Source records:
= = = =
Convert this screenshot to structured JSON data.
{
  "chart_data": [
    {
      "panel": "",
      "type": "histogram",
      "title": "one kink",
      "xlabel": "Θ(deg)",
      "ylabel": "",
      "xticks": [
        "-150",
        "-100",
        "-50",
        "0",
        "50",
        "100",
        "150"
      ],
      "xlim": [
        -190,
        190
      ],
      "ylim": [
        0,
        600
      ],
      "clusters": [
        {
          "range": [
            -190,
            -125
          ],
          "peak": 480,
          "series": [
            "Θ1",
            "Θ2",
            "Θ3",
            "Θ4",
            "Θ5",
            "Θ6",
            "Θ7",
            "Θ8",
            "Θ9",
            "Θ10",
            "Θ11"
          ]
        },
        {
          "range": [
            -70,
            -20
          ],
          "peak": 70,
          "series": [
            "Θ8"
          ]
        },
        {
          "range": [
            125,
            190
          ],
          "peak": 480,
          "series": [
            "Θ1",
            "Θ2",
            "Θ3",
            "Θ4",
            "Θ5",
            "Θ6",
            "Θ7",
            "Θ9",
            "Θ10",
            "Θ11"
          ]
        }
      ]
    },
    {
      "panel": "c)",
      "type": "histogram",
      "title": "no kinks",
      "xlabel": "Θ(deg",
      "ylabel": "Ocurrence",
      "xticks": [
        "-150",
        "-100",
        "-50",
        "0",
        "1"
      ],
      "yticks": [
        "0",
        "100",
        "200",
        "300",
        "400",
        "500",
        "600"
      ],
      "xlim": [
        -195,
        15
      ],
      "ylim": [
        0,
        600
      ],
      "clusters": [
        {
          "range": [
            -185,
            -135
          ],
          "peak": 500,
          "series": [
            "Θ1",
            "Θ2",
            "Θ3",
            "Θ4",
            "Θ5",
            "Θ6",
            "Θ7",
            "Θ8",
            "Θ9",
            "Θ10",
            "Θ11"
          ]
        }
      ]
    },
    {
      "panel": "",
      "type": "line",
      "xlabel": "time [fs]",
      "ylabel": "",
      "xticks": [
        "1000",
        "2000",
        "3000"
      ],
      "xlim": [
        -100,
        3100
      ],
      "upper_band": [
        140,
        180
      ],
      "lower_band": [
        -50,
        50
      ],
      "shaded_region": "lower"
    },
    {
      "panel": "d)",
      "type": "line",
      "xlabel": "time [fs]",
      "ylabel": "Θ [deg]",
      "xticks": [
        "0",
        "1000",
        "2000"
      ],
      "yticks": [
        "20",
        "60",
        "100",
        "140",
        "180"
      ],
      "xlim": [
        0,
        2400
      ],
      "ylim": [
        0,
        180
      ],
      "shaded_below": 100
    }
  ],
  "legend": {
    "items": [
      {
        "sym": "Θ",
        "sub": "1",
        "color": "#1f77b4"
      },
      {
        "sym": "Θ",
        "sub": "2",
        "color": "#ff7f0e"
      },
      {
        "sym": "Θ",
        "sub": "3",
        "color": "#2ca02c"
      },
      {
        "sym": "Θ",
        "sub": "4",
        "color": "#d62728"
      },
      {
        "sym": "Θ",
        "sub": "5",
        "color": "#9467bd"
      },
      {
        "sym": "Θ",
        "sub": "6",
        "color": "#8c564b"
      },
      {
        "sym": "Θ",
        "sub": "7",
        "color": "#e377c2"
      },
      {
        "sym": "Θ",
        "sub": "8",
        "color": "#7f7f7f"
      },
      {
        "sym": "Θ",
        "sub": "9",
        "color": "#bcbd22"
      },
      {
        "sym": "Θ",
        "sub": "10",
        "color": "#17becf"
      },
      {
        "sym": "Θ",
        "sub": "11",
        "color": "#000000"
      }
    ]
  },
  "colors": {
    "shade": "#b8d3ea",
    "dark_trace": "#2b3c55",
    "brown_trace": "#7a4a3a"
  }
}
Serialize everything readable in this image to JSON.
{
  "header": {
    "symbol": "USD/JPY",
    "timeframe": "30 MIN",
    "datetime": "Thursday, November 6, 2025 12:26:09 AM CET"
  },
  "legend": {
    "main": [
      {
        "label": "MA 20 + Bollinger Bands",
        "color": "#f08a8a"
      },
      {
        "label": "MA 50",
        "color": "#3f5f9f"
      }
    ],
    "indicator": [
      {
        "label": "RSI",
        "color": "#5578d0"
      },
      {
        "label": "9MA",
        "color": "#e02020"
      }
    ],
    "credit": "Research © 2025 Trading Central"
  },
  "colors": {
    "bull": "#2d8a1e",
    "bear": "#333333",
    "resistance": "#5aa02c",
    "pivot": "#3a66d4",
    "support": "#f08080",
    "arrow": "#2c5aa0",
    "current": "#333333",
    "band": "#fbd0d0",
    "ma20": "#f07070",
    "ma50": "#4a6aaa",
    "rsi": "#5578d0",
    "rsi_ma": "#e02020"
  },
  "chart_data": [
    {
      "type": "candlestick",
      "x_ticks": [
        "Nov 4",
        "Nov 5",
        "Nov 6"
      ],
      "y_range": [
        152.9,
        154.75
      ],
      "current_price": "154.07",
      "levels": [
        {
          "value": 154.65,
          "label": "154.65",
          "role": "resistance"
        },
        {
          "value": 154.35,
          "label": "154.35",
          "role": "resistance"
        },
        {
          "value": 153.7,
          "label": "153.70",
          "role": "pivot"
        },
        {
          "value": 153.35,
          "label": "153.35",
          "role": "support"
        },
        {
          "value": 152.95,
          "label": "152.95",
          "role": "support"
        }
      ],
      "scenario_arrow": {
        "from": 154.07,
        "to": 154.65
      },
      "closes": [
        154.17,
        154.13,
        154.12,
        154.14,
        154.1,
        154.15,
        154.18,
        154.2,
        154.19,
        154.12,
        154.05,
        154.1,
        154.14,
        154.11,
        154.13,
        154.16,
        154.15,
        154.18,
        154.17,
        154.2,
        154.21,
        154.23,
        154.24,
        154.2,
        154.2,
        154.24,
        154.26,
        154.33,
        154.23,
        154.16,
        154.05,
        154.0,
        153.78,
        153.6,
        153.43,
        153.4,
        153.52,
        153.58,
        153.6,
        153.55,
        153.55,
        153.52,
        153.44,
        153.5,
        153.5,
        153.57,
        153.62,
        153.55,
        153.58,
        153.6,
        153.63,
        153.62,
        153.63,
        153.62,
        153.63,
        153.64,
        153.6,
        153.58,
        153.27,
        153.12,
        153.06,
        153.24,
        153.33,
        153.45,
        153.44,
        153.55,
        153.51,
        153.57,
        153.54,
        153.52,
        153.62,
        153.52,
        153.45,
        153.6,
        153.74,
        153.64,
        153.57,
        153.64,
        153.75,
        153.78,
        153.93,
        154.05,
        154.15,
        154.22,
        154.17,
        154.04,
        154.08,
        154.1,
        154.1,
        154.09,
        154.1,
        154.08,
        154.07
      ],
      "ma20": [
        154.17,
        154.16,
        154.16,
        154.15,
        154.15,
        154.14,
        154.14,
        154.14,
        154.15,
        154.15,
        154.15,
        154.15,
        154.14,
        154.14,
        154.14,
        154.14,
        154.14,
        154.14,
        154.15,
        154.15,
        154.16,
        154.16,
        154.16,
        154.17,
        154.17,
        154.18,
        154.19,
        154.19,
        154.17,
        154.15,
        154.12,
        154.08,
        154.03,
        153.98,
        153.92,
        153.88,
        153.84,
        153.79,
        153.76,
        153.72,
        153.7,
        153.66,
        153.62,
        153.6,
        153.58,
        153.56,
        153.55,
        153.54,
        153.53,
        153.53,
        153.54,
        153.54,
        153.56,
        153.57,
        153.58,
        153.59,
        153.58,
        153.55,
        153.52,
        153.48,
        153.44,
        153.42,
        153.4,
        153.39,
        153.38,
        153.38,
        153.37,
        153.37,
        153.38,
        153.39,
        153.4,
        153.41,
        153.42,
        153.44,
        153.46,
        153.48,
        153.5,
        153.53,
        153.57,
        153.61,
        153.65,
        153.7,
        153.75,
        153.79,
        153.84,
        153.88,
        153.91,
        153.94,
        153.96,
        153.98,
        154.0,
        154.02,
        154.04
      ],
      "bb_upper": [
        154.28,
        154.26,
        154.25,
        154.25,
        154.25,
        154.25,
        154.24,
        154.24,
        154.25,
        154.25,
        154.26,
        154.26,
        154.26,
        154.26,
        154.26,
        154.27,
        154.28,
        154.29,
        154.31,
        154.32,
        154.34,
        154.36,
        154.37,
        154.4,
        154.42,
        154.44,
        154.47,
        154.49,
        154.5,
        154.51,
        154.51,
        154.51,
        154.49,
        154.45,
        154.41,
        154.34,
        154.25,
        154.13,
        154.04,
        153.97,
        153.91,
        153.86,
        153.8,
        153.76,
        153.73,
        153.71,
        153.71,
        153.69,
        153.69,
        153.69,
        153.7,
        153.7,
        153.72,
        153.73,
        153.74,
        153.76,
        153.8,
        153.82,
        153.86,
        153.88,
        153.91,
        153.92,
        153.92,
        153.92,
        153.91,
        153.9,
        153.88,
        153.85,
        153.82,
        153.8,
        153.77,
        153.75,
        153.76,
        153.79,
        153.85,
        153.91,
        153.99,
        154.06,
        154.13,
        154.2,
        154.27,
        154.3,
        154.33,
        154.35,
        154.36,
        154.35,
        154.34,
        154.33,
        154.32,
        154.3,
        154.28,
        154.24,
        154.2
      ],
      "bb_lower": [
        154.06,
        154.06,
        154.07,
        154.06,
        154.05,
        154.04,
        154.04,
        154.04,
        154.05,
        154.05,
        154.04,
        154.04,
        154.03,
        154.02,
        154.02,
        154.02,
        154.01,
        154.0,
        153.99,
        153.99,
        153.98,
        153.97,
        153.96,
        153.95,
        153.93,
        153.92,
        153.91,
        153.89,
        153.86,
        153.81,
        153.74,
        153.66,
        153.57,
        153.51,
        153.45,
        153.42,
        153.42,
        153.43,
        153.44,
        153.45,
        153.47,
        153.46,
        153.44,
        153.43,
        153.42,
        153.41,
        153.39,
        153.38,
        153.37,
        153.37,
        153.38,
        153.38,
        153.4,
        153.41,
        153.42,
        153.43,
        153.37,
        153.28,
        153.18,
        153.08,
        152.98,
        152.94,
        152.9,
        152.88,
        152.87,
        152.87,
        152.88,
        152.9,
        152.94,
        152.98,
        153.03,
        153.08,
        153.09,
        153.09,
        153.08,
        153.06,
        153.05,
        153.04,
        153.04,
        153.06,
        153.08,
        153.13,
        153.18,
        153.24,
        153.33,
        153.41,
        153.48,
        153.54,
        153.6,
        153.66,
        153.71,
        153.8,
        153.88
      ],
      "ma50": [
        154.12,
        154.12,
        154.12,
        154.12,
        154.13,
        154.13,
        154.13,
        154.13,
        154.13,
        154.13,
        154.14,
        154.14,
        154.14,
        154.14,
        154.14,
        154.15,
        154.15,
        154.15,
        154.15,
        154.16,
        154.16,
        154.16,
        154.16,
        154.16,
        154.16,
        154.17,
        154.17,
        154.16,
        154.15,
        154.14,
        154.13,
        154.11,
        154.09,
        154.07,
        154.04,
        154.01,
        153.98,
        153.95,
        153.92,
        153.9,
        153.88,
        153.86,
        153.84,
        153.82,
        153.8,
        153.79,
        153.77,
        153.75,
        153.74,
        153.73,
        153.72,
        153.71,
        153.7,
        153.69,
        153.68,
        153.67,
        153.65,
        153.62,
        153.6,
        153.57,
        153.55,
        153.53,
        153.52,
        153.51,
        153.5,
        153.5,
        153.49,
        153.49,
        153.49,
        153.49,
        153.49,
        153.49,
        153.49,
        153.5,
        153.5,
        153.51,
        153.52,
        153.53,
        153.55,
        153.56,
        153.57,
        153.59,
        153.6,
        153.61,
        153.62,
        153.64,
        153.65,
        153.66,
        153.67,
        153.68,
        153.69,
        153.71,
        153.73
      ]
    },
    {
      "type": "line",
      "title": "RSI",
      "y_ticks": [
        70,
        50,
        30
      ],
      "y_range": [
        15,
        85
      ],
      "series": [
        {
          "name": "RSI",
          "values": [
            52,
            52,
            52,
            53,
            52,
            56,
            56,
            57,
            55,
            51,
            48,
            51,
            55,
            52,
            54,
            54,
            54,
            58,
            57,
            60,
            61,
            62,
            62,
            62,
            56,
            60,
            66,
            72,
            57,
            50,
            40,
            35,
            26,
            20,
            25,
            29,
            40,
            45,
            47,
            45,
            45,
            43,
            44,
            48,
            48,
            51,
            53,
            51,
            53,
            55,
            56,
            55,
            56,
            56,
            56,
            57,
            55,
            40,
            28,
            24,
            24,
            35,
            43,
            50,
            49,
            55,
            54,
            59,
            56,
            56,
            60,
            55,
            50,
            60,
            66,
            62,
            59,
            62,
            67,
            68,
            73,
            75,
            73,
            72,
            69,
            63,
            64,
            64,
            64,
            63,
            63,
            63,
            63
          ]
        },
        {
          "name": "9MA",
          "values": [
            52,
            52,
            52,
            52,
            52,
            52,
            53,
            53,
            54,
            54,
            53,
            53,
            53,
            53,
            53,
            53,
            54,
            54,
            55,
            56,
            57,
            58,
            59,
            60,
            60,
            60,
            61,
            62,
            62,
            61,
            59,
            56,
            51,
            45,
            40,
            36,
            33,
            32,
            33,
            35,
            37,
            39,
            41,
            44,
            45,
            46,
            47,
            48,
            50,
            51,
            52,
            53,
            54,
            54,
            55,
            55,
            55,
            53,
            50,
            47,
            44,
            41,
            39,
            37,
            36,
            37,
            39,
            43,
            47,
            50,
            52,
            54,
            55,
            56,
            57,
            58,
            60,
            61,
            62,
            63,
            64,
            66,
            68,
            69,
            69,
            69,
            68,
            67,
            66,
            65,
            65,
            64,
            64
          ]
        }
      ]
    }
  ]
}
= = = =
→ **Task details**: Take every line from the records above that has the word "ylabel" and copy it.

→ **Correct response**:
      "ylabel": "",
      "ylabel": "Ocurrence",
      "ylabel": "",
      "ylabel": "Θ [deg]",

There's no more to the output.